==== RECORD LIST ====

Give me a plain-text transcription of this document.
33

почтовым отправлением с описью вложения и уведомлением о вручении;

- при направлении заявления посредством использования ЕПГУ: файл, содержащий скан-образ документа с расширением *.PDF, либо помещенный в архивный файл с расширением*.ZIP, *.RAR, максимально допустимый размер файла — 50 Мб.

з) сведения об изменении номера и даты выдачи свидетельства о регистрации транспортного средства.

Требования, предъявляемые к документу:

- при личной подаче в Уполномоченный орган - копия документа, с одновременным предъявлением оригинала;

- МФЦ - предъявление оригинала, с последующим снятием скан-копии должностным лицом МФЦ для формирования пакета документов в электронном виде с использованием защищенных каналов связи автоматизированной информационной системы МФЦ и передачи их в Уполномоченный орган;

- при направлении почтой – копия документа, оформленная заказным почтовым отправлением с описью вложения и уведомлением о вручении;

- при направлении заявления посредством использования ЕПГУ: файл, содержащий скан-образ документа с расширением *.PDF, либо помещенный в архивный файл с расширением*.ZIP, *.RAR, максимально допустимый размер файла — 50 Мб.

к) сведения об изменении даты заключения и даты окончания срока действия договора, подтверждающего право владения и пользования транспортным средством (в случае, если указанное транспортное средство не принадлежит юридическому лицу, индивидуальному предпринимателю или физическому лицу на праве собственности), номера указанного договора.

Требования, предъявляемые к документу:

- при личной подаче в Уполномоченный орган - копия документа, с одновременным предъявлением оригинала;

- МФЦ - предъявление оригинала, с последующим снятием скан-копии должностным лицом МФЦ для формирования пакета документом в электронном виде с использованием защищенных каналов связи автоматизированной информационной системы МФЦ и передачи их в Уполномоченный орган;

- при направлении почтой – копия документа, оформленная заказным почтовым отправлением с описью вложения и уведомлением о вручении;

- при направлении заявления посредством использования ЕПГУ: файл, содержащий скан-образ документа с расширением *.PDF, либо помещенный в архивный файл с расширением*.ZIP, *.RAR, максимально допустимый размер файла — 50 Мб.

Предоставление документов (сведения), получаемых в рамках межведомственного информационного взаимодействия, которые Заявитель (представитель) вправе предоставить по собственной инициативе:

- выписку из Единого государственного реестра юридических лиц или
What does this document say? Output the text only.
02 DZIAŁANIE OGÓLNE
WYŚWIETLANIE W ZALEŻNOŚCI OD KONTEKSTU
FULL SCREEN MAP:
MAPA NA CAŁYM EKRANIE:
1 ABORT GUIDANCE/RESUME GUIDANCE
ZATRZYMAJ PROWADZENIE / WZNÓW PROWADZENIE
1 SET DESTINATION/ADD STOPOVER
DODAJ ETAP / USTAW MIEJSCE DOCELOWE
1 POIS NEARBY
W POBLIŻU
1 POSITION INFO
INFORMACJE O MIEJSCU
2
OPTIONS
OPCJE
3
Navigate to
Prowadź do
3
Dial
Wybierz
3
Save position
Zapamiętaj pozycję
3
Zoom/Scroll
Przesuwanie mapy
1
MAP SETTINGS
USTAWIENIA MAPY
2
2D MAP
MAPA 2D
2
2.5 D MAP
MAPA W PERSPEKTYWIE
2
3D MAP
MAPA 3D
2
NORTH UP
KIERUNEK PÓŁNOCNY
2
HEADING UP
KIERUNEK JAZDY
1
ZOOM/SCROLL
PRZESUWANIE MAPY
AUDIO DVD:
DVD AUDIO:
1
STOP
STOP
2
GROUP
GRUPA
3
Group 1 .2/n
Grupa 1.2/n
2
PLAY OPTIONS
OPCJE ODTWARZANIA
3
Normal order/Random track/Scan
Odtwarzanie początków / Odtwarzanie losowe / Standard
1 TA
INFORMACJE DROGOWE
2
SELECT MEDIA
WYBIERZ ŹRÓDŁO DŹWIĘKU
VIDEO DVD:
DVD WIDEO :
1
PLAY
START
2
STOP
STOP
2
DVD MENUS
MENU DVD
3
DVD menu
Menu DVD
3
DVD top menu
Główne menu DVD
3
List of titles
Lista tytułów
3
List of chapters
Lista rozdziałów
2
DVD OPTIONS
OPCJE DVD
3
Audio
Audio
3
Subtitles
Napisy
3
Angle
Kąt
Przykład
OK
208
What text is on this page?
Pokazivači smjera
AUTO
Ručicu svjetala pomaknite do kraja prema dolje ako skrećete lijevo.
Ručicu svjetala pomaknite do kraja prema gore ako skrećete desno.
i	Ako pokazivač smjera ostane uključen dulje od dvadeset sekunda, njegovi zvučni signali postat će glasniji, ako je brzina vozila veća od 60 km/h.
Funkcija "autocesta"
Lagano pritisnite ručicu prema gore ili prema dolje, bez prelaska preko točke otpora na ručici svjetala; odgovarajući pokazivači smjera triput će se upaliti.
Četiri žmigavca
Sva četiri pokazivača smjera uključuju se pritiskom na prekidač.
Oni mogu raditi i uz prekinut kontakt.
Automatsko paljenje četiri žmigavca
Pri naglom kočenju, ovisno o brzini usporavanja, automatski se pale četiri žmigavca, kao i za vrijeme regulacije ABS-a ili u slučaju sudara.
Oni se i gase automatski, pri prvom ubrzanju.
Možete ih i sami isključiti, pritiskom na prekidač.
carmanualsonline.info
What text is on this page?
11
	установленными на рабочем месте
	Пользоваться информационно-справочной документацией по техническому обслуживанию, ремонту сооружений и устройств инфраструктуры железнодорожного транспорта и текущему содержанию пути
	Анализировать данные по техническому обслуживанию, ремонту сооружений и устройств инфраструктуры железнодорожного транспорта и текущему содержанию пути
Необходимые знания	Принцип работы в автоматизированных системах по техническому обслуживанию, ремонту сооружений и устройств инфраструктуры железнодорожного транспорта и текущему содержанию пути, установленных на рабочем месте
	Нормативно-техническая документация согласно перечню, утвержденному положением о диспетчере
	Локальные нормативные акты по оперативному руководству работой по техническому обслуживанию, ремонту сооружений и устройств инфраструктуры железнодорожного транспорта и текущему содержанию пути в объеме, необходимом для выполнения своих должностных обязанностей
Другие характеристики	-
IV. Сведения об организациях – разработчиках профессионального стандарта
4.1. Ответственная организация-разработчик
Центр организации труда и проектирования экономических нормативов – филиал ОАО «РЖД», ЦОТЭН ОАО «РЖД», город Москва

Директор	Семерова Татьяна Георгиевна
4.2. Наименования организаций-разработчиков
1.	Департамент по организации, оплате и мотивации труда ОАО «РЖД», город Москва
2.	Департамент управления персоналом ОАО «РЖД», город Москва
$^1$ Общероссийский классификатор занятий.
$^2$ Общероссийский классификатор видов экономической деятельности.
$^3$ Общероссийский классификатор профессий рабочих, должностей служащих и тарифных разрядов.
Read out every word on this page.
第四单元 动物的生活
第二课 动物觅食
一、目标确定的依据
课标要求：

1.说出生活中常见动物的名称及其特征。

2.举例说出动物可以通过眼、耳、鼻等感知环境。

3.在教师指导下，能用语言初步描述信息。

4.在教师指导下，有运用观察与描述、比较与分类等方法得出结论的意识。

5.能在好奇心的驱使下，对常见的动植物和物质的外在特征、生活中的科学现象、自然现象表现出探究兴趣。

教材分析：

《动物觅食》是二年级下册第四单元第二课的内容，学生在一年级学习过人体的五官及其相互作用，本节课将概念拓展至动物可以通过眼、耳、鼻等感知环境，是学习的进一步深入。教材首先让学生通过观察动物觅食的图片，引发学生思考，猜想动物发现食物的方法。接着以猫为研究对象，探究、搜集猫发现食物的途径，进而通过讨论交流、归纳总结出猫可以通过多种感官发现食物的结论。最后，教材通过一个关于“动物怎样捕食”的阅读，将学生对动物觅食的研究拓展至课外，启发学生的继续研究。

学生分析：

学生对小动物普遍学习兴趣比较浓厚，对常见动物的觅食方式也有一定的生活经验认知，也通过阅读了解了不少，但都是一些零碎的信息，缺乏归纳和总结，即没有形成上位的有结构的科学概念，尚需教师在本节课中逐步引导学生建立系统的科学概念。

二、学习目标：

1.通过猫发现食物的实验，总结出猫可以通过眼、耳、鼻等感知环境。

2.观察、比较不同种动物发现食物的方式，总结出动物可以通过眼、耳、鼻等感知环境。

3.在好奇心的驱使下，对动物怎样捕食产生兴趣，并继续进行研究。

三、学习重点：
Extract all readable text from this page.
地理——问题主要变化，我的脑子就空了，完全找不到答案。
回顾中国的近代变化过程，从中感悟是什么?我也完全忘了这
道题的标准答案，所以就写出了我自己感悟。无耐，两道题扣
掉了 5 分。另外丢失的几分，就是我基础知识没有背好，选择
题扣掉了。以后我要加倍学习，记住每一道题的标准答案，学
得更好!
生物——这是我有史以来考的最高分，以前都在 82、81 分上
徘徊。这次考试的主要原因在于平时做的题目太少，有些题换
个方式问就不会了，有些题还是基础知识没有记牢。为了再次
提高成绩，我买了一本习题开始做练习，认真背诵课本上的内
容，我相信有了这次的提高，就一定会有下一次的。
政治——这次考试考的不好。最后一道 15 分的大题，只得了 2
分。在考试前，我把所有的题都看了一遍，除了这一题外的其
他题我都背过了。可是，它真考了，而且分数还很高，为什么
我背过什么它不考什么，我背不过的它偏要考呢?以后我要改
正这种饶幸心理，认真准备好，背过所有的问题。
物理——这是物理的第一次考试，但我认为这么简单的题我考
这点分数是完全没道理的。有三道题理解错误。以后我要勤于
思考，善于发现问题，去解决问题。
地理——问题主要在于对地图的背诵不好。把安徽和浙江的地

====

### TASK TO CARRY OUT
Using the listing, say how many lines include the word "鼻等感知环境", and add nothing else.

### RESPONSE
4